▶ _Problem to work on_
From the data that follows, report how many lines hold the string "xxxxxx", giving only the number.

--- Start of Material for the task ---

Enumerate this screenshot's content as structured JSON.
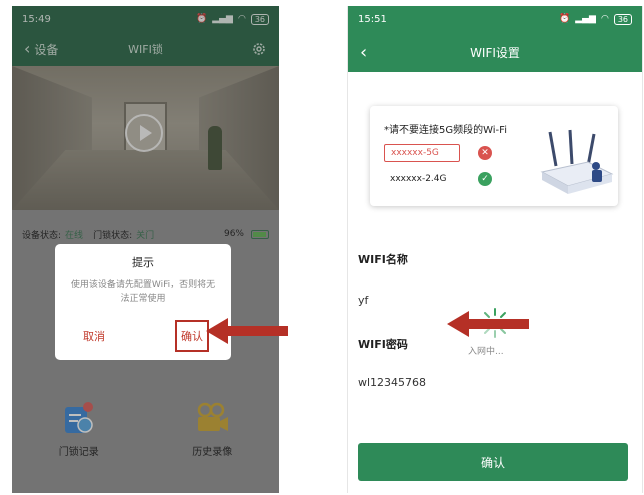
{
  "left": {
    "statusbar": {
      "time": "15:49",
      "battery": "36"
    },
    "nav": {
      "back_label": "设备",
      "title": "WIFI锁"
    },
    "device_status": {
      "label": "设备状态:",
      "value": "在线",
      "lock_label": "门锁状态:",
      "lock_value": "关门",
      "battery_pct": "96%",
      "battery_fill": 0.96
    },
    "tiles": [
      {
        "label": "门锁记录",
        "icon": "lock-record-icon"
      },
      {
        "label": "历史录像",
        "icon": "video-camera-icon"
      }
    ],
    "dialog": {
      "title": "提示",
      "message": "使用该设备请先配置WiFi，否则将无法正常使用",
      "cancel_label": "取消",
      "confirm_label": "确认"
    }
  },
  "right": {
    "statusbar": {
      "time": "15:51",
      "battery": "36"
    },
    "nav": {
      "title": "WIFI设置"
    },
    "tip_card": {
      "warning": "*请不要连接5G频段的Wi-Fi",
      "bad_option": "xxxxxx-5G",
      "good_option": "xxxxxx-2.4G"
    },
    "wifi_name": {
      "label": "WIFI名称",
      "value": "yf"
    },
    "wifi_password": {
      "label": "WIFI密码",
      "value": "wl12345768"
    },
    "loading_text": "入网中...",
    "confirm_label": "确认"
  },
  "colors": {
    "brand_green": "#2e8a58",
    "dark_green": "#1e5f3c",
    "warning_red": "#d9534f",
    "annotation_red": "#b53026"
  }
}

--- End of Material for the task ---

▶ _The output_
2